WHAT THE TASK ASKS -
Copy out each line of the material below with no changes.

▽

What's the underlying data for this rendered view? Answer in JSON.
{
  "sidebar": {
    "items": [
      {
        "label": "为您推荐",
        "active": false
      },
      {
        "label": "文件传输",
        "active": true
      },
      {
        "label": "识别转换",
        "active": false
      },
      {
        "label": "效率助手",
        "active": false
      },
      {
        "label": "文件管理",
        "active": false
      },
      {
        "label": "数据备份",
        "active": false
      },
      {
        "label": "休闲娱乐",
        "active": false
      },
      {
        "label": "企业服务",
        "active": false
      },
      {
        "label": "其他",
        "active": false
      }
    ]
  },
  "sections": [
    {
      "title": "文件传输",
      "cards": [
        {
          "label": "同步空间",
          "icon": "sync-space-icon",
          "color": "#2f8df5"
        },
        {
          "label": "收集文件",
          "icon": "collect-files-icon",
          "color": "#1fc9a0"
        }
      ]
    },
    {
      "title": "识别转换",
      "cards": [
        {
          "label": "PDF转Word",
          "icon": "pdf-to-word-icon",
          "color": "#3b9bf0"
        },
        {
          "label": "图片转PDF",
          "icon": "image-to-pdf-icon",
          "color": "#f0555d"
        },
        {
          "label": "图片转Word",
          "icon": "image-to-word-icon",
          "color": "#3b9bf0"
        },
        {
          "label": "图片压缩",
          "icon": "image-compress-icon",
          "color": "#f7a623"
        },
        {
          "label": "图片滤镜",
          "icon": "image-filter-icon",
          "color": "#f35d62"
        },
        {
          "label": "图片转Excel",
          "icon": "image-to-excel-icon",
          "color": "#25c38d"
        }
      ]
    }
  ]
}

△

FULL SOLUTION -
What's the underlying data for this rendered view? Answer in JSON.
{
  "sidebar": {
    "items": [
      {
        "label": "为您推荐",
        "active": false
      },
      {
        "label": "文件传输",
        "active": true
      },
      {
        "label": "识别转换",
        "active": false
      },
      {
        "label": "效率助手",
        "active": false
      },
      {
        "label": "文件管理",
        "active": false
      },
      {
        "label": "数据备份",
        "active": false
      },
      {
        "label": "休闲娱乐",
        "active": false
      },
      {
        "label": "企业服务",
        "active": false
      },
      {
        "label": "其他",
        "active": false
      }
    ]
  },
  "sections": [
    {
      "title": "文件传输",
      "cards": [
        {
          "label": "同步空间",
          "icon": "sync-space-icon",
          "color": "#2f8df5"
        },
        {
          "label": "收集文件",
          "icon": "collect-files-icon",
          "color": "#1fc9a0"
        }
      ]
    },
    {
      "title": "识别转换",
      "cards": [
        {
          "label": "PDF转Word",
          "icon": "pdf-to-word-icon",
          "color": "#3b9bf0"
        },
        {
          "label": "图片转PDF",
          "icon": "image-to-pdf-icon",
          "color": "#f0555d"
        },
        {
          "label": "图片转Word",
          "icon": "image-to-word-icon",
          "color": "#3b9bf0"
        },
        {
          "label": "图片压缩",
          "icon": "image-compress-icon",
          "color": "#f7a623"
        },
        {
          "label": "图片滤镜",
          "icon": "image-filter-icon",
          "color": "#f35d62"
        },
        {
          "label": "图片转Excel",
          "icon": "image-to-excel-icon",
          "color": "#25c38d"
        }
      ]
    }
  ]
}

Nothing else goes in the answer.